==== RECORDED DATA

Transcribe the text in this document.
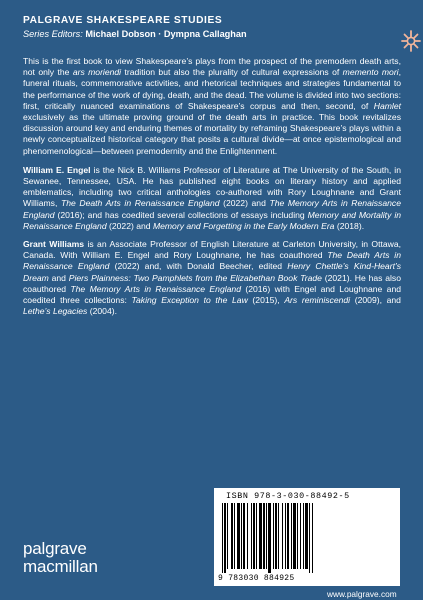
PALGRAVE SHAKESPEARE STUDIES
Series Editors: Michael Dobson · Dympna Callaghan

This is the first book to view Shakespeare’s plays from the prospect of the premodern death arts, not only the ars moriendi tradition but also the plurality of cultural expressions of memento mori, funeral rituals, commemorative activities, and rhetorical techniques and strategies fundamental to the performance of the work of dying, death, and the dead. The volume is divided into two sections: first, critically nuanced examinations of Shakespeare’s corpus and then, second, of Hamlet exclusively as the ultimate proving ground of the death arts in practice. This book revitalizes discussion around key and enduring themes of mortality by reframing Shakespeare’s plays within a newly conceptualized historical category that posits a cultural divide—at once epistemological and phenomenological—between premodernity and the Enlightenment.

William E. Engel is the Nick B. Williams Professor of Literature at The University of the South, in Sewanee, Tennessee, USA. He has published eight books on literary history and applied emblematics, including two critical anthologies co-authored with Rory Loughnane and Grant Williams, The Death Arts in Renaissance England (2022) and The Memory Arts in Renaissance England (2016); and has coedited several collections of essays including Memory and Mortality in Renaissance England (2022) and Memory and Forgetting in the Early Modern Era (2018).

Grant Williams is an Associate Professor of English Literature at Carleton University, in Ottawa, Canada. With William E. Engel and Rory Loughnane, he has coauthored The Death Arts in Renaissance England (2022) and, with Donald Beecher, edited Henry Chettle’s Kind-Heart’s Dream and Piers Plainness: Two Pamphlets from the Elizabethan Book Trade (2021). He has also coauthored The Memory Arts in Renaissance England (2016) with Engel and Loughnane and coedited three collections: Taking Exception to the Law (2015), Ars reminiscendi (2009), and Lethe’s Legacies (2004).

ISBN 978-3-030-88492-5
9 783030 884925
www.palgrave.com
palgrave
macmillan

========

■ STATED PROBLEM ■
Copy out each line in the preceding records that contains "collections".

■ FULL SOLUTION ■
William E. Engel is the Nick B. Williams Professor of Literature at The University of the South, in Sewanee, Tennessee, USA. He has published eight books on literary history and applied emblematics, including two critical anthologies co-authored with Rory Loughnane and Grant Williams, The Death Arts in Renaissance England (2022) and The Memory Arts in Renaissance England (2016); and has coedited several collections of essays including Memory and Mortality in Renaissance England (2022) and Memory and Forgetting in the Early Modern Era (2018).
Grant Williams is an Associate Professor of English Literature at Carleton University, in Ottawa, Canada. With William E. Engel and Rory Loughnane, he has coauthored The Death Arts in Renaissance England (2022) and, with Donald Beecher, edited Henry Chettle’s Kind-Heart’s Dream and Piers Plainness: Two Pamphlets from the Elizabethan Book Trade (2021). He has also coauthored The Memory Arts in Renaissance England (2016) with Engel and Loughnane and coedited three collections: Taking Exception to the Law (2015), Ars reminiscendi (2009), and Lethe’s Legacies (2004).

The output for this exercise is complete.